• [Data for this task]:
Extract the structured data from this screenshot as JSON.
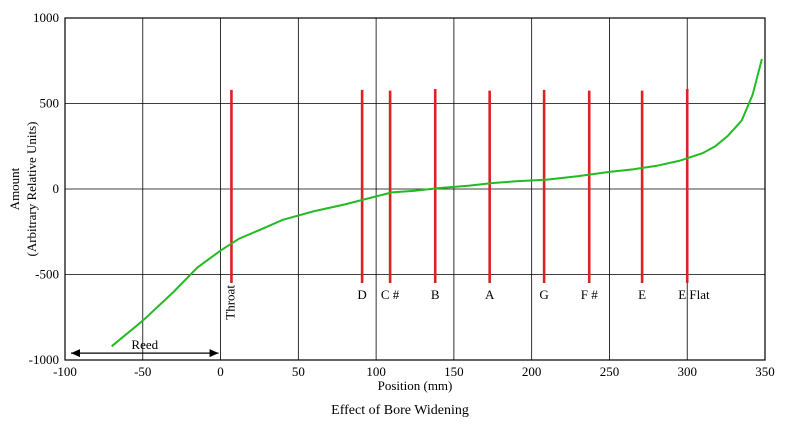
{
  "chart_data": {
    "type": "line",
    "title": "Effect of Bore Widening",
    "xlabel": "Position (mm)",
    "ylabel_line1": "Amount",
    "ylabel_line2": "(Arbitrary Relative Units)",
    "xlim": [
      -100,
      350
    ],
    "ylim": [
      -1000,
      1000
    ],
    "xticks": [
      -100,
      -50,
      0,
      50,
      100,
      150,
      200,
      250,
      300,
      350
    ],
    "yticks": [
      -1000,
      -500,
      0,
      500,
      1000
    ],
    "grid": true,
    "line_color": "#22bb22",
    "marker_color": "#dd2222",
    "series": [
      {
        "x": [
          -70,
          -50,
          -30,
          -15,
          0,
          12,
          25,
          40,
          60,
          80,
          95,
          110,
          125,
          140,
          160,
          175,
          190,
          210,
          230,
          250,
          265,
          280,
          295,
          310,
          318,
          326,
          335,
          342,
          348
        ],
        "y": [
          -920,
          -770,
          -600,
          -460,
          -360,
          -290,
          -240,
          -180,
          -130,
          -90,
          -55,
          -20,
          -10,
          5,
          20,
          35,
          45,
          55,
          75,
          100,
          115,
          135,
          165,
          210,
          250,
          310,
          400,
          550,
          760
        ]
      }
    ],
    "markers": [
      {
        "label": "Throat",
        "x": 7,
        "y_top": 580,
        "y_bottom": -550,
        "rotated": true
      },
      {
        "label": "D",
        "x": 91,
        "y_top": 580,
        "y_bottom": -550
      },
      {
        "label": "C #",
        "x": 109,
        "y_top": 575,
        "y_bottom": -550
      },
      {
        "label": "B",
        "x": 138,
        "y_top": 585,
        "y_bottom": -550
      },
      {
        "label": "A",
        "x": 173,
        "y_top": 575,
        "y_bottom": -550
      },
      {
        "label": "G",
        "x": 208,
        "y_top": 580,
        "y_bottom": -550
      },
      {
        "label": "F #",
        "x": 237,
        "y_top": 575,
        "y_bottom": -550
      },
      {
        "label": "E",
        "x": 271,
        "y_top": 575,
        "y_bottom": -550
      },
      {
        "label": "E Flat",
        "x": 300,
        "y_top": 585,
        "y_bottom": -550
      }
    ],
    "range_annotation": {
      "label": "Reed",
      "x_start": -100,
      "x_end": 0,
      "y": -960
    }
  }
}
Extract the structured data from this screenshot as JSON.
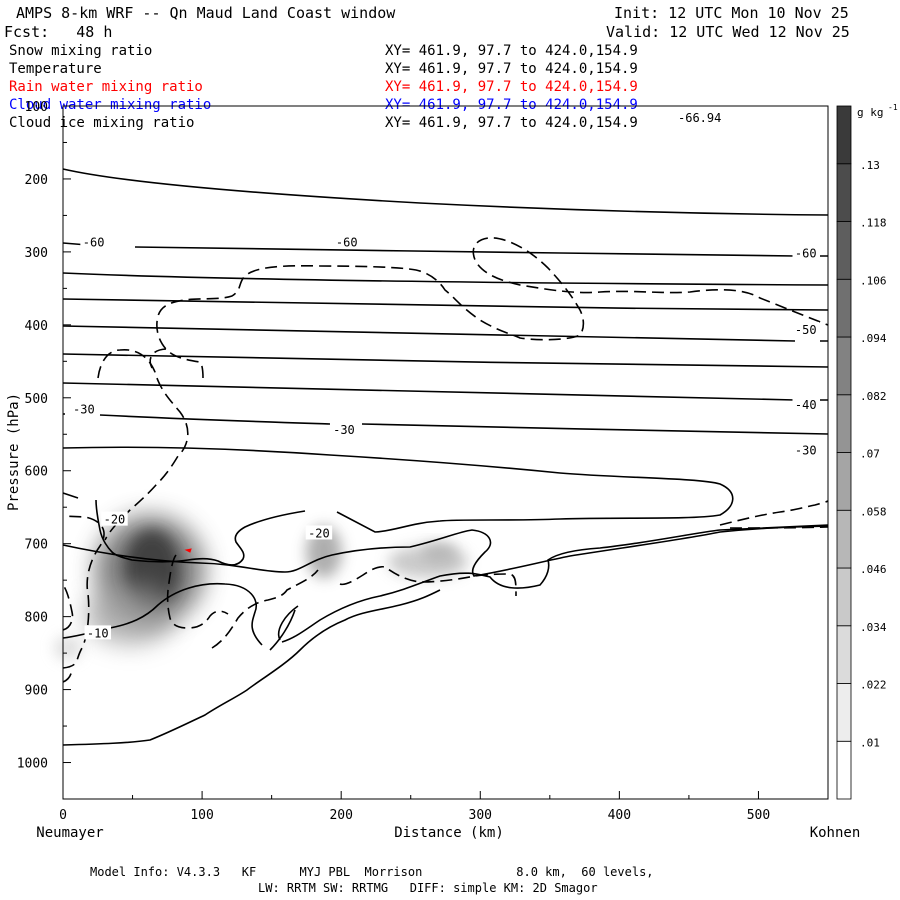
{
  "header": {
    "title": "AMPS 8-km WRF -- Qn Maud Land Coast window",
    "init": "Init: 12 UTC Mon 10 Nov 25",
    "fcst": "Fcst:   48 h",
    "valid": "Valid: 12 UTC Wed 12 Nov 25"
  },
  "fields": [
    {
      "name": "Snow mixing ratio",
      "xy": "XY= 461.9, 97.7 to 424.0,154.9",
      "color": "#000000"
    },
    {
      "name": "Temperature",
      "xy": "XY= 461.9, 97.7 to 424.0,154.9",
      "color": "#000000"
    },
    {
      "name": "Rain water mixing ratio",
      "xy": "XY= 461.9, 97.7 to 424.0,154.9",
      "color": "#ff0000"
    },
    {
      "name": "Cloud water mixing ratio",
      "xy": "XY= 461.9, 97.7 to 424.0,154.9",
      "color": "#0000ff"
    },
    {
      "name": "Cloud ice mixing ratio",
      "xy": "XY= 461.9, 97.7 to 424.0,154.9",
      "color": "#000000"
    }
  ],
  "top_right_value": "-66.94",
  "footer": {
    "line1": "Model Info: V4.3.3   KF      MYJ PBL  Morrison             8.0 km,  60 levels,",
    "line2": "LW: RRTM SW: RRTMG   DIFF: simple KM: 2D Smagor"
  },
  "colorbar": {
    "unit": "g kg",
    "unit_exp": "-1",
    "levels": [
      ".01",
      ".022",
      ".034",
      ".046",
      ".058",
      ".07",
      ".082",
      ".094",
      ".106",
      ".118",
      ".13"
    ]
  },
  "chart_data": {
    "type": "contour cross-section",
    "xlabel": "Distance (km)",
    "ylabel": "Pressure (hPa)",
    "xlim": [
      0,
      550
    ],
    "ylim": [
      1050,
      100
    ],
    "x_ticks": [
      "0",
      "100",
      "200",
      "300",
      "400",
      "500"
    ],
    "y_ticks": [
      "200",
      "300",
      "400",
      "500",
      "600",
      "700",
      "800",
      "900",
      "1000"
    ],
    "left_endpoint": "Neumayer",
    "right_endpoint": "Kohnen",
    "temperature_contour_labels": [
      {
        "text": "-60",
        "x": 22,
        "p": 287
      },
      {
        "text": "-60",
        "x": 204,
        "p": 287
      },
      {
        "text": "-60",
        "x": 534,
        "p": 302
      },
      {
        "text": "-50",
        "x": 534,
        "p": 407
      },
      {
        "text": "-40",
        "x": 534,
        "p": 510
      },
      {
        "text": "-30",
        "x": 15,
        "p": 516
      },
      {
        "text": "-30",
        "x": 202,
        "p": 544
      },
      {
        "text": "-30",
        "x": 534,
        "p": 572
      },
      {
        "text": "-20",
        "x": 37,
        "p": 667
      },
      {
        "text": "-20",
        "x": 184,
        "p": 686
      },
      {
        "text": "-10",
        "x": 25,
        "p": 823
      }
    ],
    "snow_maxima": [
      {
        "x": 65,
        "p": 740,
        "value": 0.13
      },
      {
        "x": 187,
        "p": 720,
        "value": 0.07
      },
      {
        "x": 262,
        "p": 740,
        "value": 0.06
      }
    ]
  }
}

• [Short problem]:
Write out the material above once more, exactly as it reads, with no pictures.

• [Finished task]:
Extract the structured data from this screenshot as JSON.
{
  "chart_data": {
    "type": "line",
    "title": "Effect of Bore Widening",
    "xlabel": "Position (mm)",
    "ylabel_line1": "Amount",
    "ylabel_line2": "(Arbitrary Relative Units)",
    "xlim": [
      -100,
      350
    ],
    "ylim": [
      -1000,
      1000
    ],
    "xticks": [
      -100,
      -50,
      0,
      50,
      100,
      150,
      200,
      250,
      300,
      350
    ],
    "yticks": [
      -1000,
      -500,
      0,
      500,
      1000
    ],
    "grid": true,
    "line_color": "#22bb22",
    "marker_color": "#dd2222",
    "series": [
      {
        "x": [
          -70,
          -50,
          -30,
          -15,
          0,
          12,
          25,
          40,
          60,
          80,
          95,
          110,
          125,
          140,
          160,
          175,
          190,
          210,
          230,
          250,
          265,
          280,
          295,
          310,
          318,
          326,
          335,
          342,
          348
        ],
        "y": [
          -920,
          -770,
          -600,
          -460,
          -360,
          -290,
          -240,
          -180,
          -130,
          -90,
          -55,
          -20,
          -10,
          5,
          20,
          35,
          45,
          55,
          75,
          100,
          115,
          135,
          165,
          210,
          250,
          310,
          400,
          550,
          760
        ]
      }
    ],
    "markers": [
      {
        "label": "Throat",
        "x": 7,
        "y_top": 580,
        "y_bottom": -550,
        "rotated": true
      },
      {
        "label": "D",
        "x": 91,
        "y_top": 580,
        "y_bottom": -550
      },
      {
        "label": "C #",
        "x": 109,
        "y_top": 575,
        "y_bottom": -550
      },
      {
        "label": "B",
        "x": 138,
        "y_top": 585,
        "y_bottom": -550
      },
      {
        "label": "A",
        "x": 173,
        "y_top": 575,
        "y_bottom": -550
      },
      {
        "label": "G",
        "x": 208,
        "y_top": 580,
        "y_bottom": -550
      },
      {
        "label": "F #",
        "x": 237,
        "y_top": 575,
        "y_bottom": -550
      },
      {
        "label": "E",
        "x": 271,
        "y_top": 575,
        "y_bottom": -550
      },
      {
        "label": "E Flat",
        "x": 300,
        "y_top": 585,
        "y_bottom": -550
      }
    ],
    "range_annotation": {
      "label": "Reed",
      "x_start": -100,
      "x_end": 0,
      "y": -960
    }
  }
}
Extract the structured data from this screenshot as JSON.
{
  "header": {
    "title": "AMPS 8-km WRF -- Qn Maud Land Coast window",
    "init": "Init: 12 UTC Mon 10 Nov 25",
    "fcst": "Fcst:   48 h",
    "valid": "Valid: 12 UTC Wed 12 Nov 25"
  },
  "fields": [
    {
      "name": "Snow mixing ratio",
      "xy": "XY= 461.9, 97.7 to 424.0,154.9",
      "color": "#000000"
    },
    {
      "name": "Temperature",
      "xy": "XY= 461.9, 97.7 to 424.0,154.9",
      "color": "#000000"
    },
    {
      "name": "Rain water mixing ratio",
      "xy": "XY= 461.9, 97.7 to 424.0,154.9",
      "color": "#ff0000"
    },
    {
      "name": "Cloud water mixing ratio",
      "xy": "XY= 461.9, 97.7 to 424.0,154.9",
      "color": "#0000ff"
    },
    {
      "name": "Cloud ice mixing ratio",
      "xy": "XY= 461.9, 97.7 to 424.0,154.9",
      "color": "#000000"
    }
  ],
  "top_right_value": "-66.94",
  "footer": {
    "line1": "Model Info: V4.3.3   KF      MYJ PBL  Morrison             8.0 km,  60 levels,",
    "line2": "LW: RRTM SW: RRTMG   DIFF: simple KM: 2D Smagor"
  },
  "colorbar": {
    "unit": "g kg",
    "unit_exp": "-1",
    "levels": [
      ".01",
      ".022",
      ".034",
      ".046",
      ".058",
      ".07",
      ".082",
      ".094",
      ".106",
      ".118",
      ".13"
    ]
  },
  "chart_data": {
    "type": "contour cross-section",
    "xlabel": "Distance (km)",
    "ylabel": "Pressure (hPa)",
    "xlim": [
      0,
      550
    ],
    "ylim": [
      1050,
      100
    ],
    "x_ticks": [
      "0",
      "100",
      "200",
      "300",
      "400",
      "500"
    ],
    "y_ticks": [
      "200",
      "300",
      "400",
      "500",
      "600",
      "700",
      "800",
      "900",
      "1000"
    ],
    "left_endpoint": "Neumayer",
    "right_endpoint": "Kohnen",
    "temperature_contour_labels": [
      {
        "text": "-60",
        "x": 22,
        "p": 287
      },
      {
        "text": "-60",
        "x": 204,
        "p": 287
      },
      {
        "text": "-60",
        "x": 534,
        "p": 302
      },
      {
        "text": "-50",
        "x": 534,
        "p": 407
      },
      {
        "text": "-40",
        "x": 534,
        "p": 510
      },
      {
        "text": "-30",
        "x": 15,
        "p": 516
      },
      {
        "text": "-30",
        "x": 202,
        "p": 544
      },
      {
        "text": "-30",
        "x": 534,
        "p": 572
      },
      {
        "text": "-20",
        "x": 37,
        "p": 667
      },
      {
        "text": "-20",
        "x": 184,
        "p": 686
      },
      {
        "text": "-10",
        "x": 25,
        "p": 823
      }
    ],
    "snow_maxima": [
      {
        "x": 65,
        "p": 740,
        "value": 0.13
      },
      {
        "x": 187,
        "p": 720,
        "value": 0.07
      },
      {
        "x": 262,
        "p": 740,
        "value": 0.06
      }
    ]
  }
}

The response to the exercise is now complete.